- **YOUR OBJECTIVE**
Retype the material word for word.
--- start ---
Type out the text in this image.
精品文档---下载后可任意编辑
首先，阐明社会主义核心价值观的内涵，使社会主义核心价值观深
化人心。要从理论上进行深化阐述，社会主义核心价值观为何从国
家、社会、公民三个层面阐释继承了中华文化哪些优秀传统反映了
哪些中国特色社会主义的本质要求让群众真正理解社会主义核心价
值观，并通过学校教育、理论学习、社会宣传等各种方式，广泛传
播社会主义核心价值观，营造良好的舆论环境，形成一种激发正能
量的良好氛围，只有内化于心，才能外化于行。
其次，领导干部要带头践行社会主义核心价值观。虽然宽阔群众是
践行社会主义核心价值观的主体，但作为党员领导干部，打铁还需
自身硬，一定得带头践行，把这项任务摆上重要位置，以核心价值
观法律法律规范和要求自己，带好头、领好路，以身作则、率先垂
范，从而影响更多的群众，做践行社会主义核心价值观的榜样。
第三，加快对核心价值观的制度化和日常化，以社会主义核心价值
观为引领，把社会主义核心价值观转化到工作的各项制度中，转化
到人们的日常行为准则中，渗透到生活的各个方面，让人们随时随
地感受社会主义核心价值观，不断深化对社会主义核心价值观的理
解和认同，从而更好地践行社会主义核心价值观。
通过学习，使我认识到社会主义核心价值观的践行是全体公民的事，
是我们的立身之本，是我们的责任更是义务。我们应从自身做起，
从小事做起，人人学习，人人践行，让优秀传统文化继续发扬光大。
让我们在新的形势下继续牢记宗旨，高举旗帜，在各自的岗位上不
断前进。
--- end ---
- **EXERCISE RESULT**
Type out the text in this image.
精品文档---下载后可任意编辑
首先，阐明社会主义核心价值观的内涵，使社会主义核心价值观深
化人心。要从理论上进行深化阐述，社会主义核心价值观为何从国
家、社会、公民三个层面阐释继承了中华文化哪些优秀传统反映了
哪些中国特色社会主义的本质要求让群众真正理解社会主义核心价
值观，并通过学校教育、理论学习、社会宣传等各种方式，广泛传
播社会主义核心价值观，营造良好的舆论环境，形成一种激发正能
量的良好氛围，只有内化于心，才能外化于行。
其次，领导干部要带头践行社会主义核心价值观。虽然宽阔群众是
践行社会主义核心价值观的主体，但作为党员领导干部，打铁还需
自身硬，一定得带头践行，把这项任务摆上重要位置，以核心价值
观法律法律规范和要求自己，带好头、领好路，以身作则、率先垂
范，从而影响更多的群众，做践行社会主义核心价值观的榜样。
第三，加快对核心价值观的制度化和日常化，以社会主义核心价值
观为引领，把社会主义核心价值观转化到工作的各项制度中，转化
到人们的日常行为准则中，渗透到生活的各个方面，让人们随时随
地感受社会主义核心价值观，不断深化对社会主义核心价值观的理
解和认同，从而更好地践行社会主义核心价值观。
通过学习，使我认识到社会主义核心价值观的践行是全体公民的事，
是我们的立身之本，是我们的责任更是义务。我们应从自身做起，
从小事做起，人人学习，人人践行，让优秀传统文化继续发扬光大。
让我们在新的形势下继续牢记宗旨，高举旗帜，在各自的岗位上不
断前进。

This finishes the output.